# [Written request]
Report all lines from the entries below in which "JSON" appears.

──────── Input data

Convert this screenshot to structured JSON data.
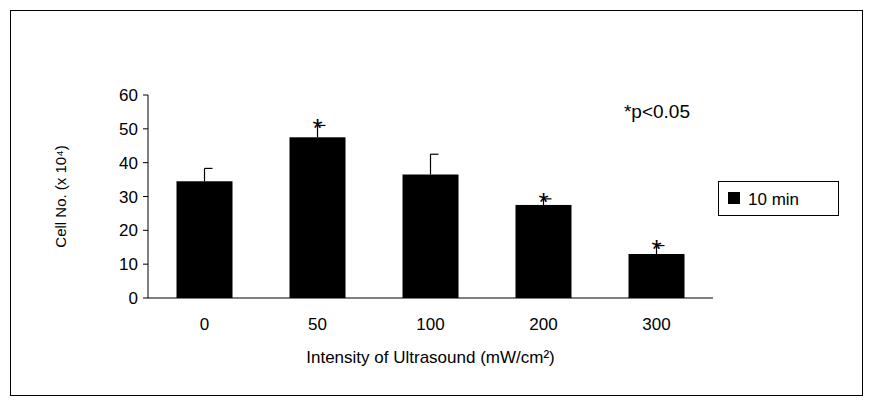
{
  "chart_data": {
    "type": "bar",
    "categories": [
      "0",
      "50",
      "100",
      "200",
      "300"
    ],
    "values": [
      34.5,
      47.5,
      36.5,
      27.5,
      13
    ],
    "errors": [
      3.8,
      3.5,
      6,
      1.8,
      2.5
    ],
    "markers": [
      null,
      "*",
      null,
      "*",
      "*"
    ],
    "series_name": "10 min",
    "color": "#000000",
    "x_label": "Intensity of Ultrasound (mW/cm²)",
    "y_label": "Cell No. (x 10⁴)",
    "annotation": "*p<0.05",
    "ylim": [
      0,
      60
    ],
    "yticks": [
      0,
      10,
      20,
      30,
      40,
      50,
      60
    ],
    "grid": false,
    "legend": "right"
  }
}
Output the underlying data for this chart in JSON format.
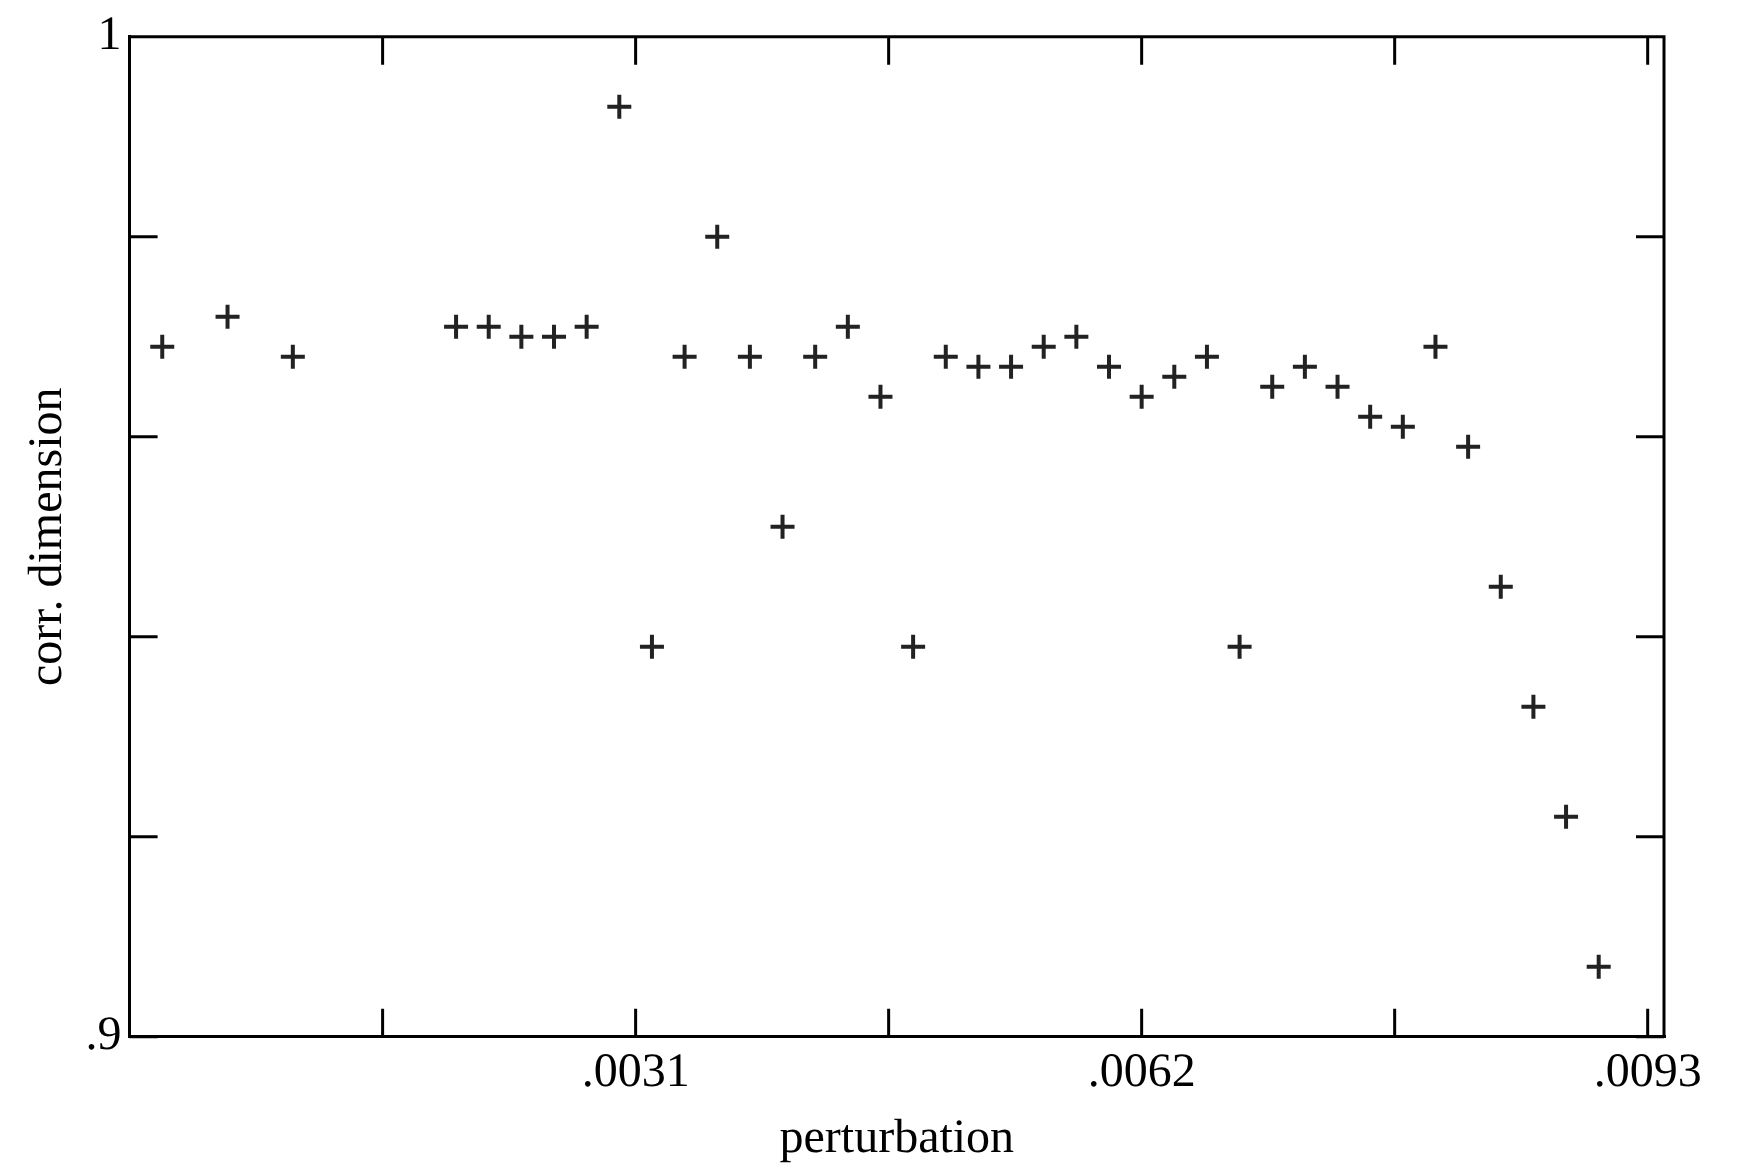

────────────────

# [Right answer]
Convert this screenshot to structured JSON data.
Output the underlying data for this chart in JSON format.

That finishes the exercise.